--- Start EXTRACT ---

To facilitate the deployment of fine-tuned models in intelligent grading scenarios for K-12 education, this study designed a standardized structured recognition inference process for answer sheet responses. This ensures efficiency, accuracy, and standardization throughout the inference workflow, as detailed below:
(1) Reasoning Interface Preparation: Establish an interface for obtaining answer sheet detection and matching results. Utilize POST requests supporting the multipart/form-data format. Accept request parameters including handwriting OCR type (ocr_type), API keys (api_key/secret_key), detection region list (regions), answer sheet image file (file), and recognition language (lang).Specifically: - Set ocr_type to handwriting (for handwritten OCR) - Set lang to ch (Chinese, for Chinese language answer sheets) or en (English, for English answer sheets) based on subject type - The regions parameter is a JSON string containing the indices and bounding box coordinates for each detection area. The interface returns recognition results in application/json format, containing the index of each detection region and the corresponding handwritten text content, enabling seamless integration with subsequent scoring systems.
(2) Inference Input Configuration: Use primary/secondary school answer sheet images as the model’s core input, alongside a standardized detection region list (regions) to specify answer areas requiring recognition. Define the user instruction for model inference as “Sequentially extract content from designated answer sheet regions and return in JSON format” to ensure output format compliance. Set reasonable model inference hyperparameters, including maximum generation length, Top-p sampling value, and temperature coefficient, to balance inference accuracy and speed. The maximum generation length is set to 1024, the Top-p sampling value to 0.7, and the temperature coefficient to 0.95.

--- End EXTRACT ---
--- Start DATASET EXCERPTS ---

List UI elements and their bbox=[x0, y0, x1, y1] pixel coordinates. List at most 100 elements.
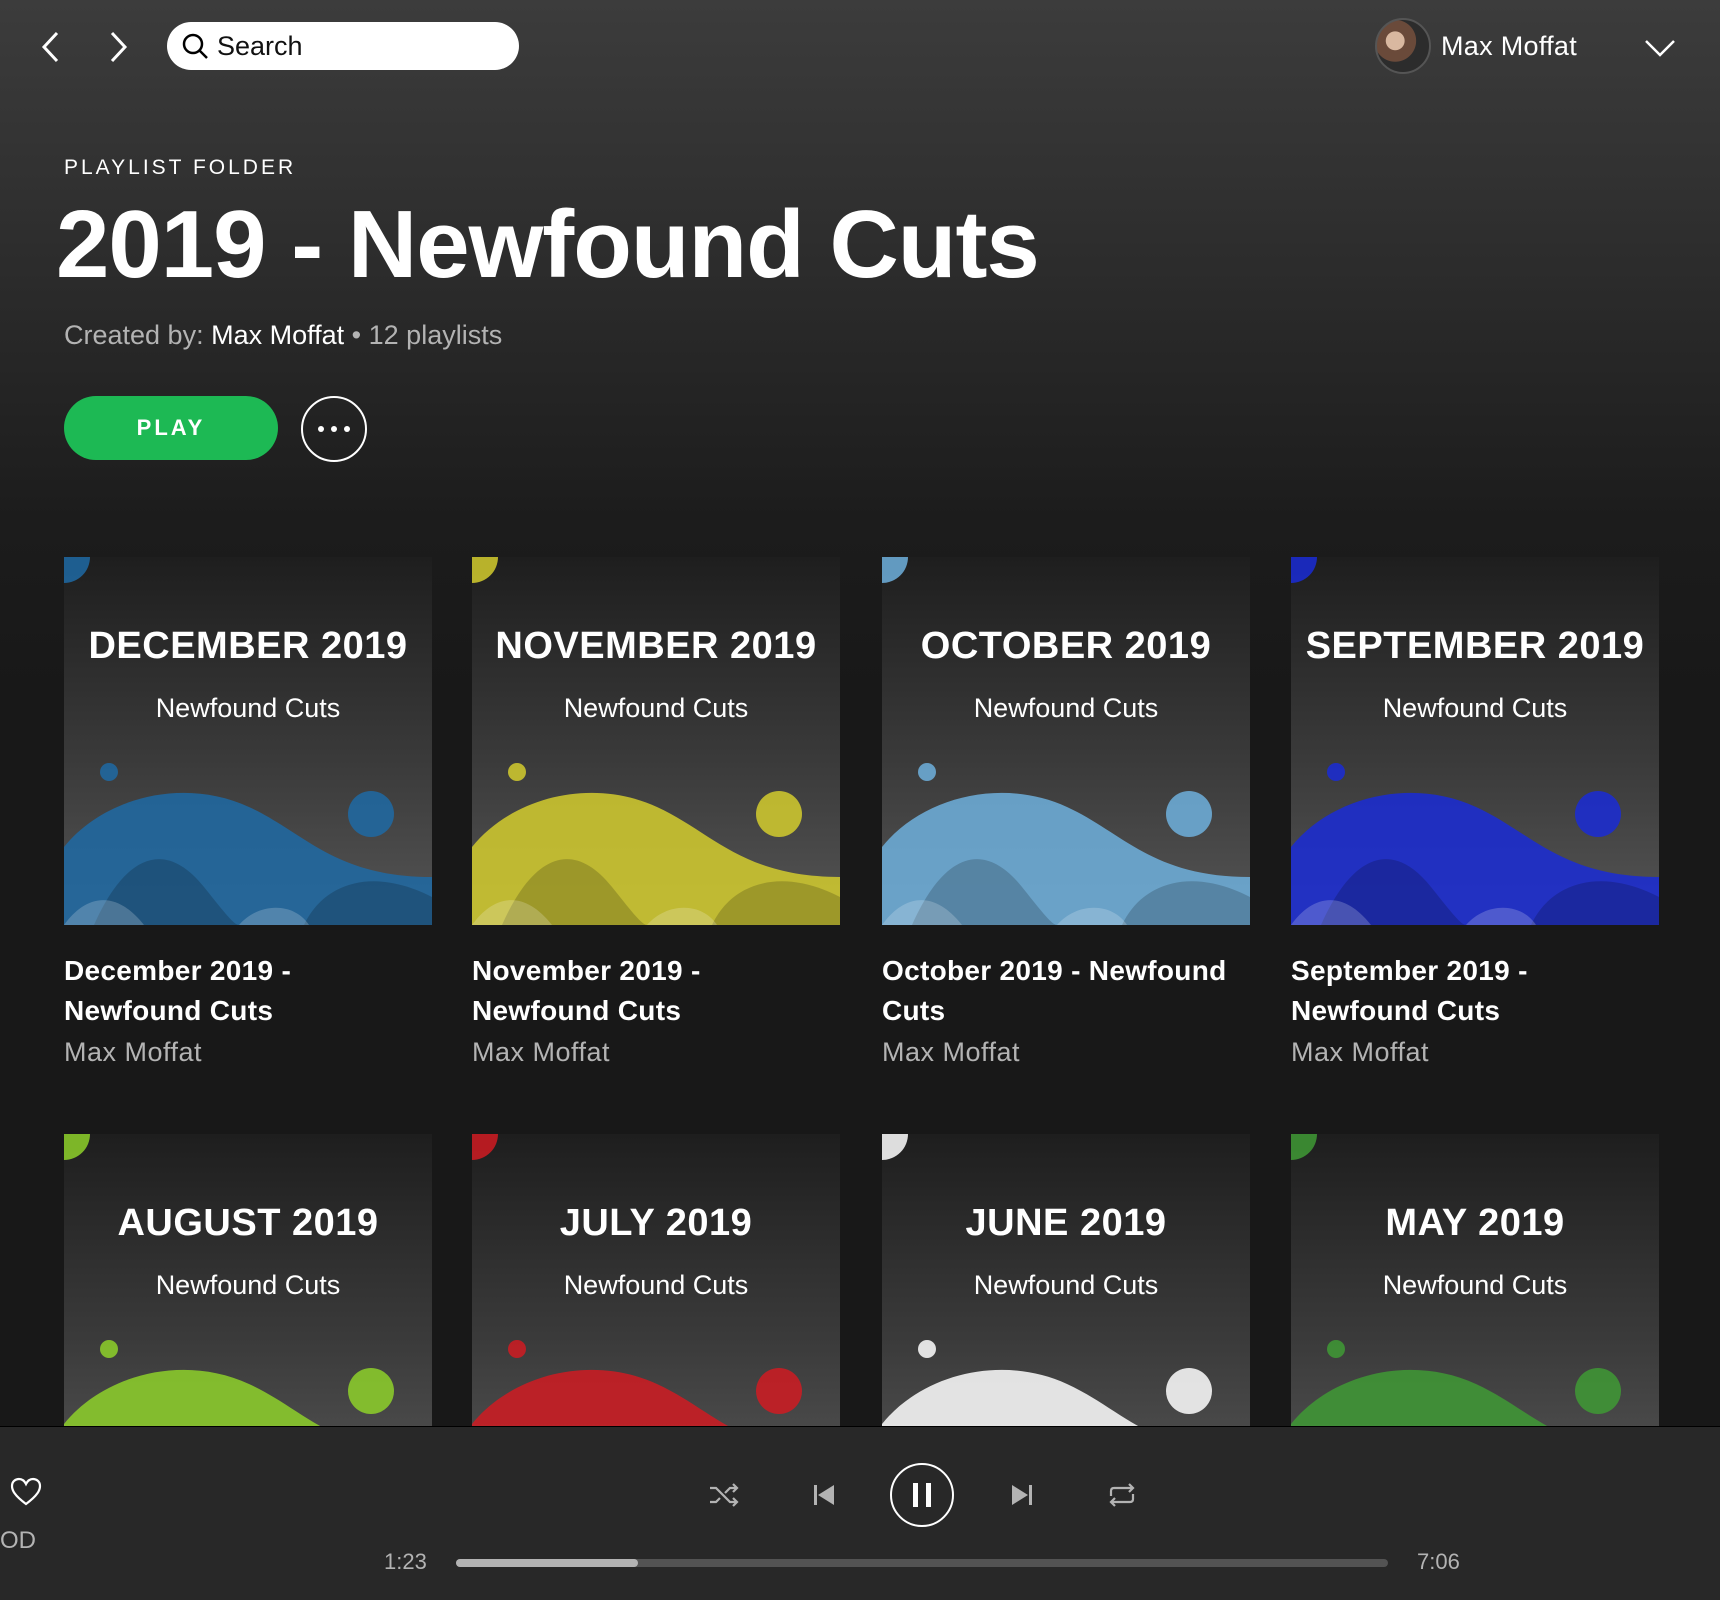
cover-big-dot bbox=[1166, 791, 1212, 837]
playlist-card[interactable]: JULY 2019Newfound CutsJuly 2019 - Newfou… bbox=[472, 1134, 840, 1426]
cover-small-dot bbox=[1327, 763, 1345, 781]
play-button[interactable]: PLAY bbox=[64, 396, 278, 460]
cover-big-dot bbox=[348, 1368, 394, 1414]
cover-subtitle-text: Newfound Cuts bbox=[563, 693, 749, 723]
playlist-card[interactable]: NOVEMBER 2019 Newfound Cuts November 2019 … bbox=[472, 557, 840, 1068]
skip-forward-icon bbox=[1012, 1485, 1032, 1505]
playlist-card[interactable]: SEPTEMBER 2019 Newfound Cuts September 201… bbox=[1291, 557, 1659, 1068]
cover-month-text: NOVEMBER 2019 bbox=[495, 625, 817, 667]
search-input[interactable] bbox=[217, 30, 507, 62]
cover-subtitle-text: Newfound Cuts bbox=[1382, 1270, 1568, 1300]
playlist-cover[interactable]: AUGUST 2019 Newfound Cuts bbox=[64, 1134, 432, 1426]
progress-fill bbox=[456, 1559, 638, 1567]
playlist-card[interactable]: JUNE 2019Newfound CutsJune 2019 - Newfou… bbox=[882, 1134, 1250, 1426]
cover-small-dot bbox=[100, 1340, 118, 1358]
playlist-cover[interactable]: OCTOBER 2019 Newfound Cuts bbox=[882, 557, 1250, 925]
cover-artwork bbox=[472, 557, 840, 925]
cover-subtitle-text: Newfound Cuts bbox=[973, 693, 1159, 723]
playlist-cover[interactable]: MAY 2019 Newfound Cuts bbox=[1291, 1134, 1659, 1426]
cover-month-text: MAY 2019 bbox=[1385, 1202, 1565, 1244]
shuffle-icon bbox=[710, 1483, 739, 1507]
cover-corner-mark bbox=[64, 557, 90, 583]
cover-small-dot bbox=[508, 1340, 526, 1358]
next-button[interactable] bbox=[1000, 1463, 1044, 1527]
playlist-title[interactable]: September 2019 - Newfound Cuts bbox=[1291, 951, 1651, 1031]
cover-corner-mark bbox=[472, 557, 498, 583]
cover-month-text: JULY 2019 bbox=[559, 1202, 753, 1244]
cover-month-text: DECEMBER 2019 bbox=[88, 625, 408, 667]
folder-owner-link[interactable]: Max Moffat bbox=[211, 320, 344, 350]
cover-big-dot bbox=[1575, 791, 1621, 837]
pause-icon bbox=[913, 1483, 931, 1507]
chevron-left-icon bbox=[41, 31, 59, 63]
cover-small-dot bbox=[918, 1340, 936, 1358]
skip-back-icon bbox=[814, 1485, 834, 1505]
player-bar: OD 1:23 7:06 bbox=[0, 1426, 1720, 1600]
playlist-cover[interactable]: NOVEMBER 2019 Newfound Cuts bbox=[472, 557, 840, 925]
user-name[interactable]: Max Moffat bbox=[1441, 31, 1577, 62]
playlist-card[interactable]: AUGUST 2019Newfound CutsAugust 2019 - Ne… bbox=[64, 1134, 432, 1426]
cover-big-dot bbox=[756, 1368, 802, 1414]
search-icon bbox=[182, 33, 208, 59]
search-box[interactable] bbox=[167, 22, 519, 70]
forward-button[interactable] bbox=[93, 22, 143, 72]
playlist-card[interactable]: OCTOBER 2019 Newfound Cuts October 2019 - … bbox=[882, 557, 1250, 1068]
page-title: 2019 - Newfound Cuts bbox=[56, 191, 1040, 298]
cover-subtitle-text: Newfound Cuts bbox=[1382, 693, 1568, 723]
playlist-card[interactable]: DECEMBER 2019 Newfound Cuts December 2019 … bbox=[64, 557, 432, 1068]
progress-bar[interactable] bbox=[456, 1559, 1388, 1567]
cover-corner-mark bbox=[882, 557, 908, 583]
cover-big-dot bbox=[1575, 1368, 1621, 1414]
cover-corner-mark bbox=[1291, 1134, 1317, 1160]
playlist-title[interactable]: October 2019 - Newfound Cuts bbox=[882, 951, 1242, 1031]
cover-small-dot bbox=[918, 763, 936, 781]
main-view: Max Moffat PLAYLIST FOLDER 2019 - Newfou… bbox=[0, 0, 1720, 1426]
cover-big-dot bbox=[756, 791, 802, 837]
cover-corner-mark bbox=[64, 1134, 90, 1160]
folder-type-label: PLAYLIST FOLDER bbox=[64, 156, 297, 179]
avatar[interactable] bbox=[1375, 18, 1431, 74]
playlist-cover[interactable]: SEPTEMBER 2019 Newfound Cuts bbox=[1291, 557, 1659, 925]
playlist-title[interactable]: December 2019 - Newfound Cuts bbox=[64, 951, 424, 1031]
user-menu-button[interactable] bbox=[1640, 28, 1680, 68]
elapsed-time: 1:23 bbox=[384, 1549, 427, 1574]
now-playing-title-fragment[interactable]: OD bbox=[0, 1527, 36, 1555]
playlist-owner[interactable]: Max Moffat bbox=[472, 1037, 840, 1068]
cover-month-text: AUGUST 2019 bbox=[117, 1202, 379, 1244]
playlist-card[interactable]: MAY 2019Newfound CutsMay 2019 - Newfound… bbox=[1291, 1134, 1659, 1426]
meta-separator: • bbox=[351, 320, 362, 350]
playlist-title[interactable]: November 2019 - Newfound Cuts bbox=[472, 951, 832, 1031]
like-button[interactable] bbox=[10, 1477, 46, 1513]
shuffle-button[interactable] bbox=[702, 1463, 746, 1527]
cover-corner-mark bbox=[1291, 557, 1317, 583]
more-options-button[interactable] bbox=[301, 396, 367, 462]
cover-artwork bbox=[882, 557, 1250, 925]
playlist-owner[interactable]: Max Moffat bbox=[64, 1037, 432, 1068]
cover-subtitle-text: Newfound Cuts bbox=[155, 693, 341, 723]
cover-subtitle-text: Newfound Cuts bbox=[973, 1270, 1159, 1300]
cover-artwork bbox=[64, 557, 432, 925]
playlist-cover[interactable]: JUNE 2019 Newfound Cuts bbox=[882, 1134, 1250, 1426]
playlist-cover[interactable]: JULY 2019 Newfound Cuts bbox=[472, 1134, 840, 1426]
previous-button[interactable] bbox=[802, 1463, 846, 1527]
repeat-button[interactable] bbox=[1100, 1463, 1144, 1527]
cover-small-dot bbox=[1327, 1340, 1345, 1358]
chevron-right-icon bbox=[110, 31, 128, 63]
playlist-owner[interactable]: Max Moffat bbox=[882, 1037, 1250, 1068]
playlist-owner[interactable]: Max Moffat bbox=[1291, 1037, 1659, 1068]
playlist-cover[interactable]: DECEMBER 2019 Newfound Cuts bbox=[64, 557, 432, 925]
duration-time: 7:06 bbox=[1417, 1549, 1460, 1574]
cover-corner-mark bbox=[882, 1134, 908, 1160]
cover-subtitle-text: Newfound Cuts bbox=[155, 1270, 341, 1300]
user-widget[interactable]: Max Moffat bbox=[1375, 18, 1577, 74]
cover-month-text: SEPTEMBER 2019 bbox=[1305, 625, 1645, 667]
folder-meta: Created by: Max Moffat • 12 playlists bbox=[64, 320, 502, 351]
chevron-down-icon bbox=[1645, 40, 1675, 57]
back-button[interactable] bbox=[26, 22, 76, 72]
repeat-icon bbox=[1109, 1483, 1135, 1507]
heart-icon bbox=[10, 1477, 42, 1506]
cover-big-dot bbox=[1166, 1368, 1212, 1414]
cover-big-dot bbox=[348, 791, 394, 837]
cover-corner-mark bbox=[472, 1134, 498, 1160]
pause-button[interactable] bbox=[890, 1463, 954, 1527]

--- End DATASET EXCERPTS ---
--- Start DATASET EXCERPTS ---

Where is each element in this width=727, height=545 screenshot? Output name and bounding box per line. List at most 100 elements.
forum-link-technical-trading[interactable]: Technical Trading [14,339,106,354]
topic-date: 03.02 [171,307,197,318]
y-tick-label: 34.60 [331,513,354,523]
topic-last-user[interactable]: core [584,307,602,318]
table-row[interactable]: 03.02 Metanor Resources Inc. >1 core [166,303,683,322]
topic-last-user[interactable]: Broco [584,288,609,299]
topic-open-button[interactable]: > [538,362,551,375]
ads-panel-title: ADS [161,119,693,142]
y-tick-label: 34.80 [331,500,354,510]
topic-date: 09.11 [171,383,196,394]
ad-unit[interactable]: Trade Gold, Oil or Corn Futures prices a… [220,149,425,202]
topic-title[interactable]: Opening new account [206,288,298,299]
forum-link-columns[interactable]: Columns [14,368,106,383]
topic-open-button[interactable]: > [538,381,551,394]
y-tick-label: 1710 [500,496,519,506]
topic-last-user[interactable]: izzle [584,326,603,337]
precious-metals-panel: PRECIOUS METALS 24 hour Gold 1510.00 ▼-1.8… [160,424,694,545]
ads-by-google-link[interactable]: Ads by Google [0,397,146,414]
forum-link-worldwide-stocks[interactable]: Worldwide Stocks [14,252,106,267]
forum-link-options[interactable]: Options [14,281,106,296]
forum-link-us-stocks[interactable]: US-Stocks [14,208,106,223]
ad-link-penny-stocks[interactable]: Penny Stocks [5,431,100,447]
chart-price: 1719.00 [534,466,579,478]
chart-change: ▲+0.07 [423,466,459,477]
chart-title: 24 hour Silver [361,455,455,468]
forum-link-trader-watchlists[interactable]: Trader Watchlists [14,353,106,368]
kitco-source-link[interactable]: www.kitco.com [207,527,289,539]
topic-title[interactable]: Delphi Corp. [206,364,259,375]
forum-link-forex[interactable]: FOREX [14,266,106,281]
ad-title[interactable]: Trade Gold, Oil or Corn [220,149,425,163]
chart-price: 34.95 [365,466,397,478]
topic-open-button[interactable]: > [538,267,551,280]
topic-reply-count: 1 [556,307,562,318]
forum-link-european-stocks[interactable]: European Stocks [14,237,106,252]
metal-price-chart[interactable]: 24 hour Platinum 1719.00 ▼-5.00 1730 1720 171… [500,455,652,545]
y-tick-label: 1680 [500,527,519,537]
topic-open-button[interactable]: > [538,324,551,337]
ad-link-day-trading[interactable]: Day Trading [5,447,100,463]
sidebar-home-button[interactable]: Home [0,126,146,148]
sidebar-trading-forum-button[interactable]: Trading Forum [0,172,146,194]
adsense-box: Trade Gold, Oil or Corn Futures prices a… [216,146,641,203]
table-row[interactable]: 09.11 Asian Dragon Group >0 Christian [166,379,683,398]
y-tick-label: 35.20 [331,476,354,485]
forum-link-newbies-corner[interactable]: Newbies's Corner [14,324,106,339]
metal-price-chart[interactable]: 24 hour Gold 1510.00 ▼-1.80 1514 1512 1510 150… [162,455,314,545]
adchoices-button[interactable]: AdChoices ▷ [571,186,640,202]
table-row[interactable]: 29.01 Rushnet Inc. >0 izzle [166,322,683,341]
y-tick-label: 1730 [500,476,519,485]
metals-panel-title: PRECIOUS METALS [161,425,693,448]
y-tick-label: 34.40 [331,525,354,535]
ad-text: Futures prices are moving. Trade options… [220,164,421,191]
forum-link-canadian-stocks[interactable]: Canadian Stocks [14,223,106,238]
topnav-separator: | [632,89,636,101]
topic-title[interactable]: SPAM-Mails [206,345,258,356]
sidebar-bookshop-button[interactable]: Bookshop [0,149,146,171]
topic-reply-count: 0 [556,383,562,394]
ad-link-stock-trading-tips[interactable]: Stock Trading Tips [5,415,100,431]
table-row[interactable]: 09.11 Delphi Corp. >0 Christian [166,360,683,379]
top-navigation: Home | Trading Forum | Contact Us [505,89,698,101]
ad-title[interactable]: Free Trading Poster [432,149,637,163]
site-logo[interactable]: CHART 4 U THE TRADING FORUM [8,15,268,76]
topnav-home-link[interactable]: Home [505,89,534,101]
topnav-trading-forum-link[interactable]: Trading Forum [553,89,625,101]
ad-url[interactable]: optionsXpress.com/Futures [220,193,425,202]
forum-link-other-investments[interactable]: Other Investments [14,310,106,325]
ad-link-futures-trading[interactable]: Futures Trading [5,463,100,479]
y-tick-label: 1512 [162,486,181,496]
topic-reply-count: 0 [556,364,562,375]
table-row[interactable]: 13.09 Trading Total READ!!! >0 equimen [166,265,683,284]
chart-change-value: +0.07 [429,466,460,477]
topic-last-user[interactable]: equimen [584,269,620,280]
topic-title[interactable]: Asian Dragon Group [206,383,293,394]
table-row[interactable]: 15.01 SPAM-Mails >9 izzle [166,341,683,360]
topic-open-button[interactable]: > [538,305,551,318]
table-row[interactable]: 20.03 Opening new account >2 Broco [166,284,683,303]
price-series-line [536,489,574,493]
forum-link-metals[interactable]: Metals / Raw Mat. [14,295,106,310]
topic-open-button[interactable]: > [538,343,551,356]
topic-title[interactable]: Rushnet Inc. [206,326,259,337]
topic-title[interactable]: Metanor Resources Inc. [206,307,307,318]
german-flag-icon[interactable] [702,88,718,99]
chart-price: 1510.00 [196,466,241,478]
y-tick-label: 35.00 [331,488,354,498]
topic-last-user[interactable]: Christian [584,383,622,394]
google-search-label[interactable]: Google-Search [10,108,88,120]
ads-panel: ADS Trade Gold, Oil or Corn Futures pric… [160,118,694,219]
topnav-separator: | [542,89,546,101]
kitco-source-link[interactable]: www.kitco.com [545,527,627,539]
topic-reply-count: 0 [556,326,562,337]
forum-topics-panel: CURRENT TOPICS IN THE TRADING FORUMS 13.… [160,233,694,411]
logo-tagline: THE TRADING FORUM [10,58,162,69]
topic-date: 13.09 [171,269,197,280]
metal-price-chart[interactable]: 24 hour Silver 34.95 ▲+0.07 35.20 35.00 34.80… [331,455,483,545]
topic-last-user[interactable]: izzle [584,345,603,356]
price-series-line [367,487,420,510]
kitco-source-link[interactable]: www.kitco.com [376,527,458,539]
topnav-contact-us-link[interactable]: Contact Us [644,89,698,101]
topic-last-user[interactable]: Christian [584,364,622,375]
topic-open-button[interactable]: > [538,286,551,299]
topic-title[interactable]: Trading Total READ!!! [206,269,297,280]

--- End DATASET EXCERPTS ---

Please state the temperature coefficient that the extract sets for model inference. The material has no connection to the extract.

0.95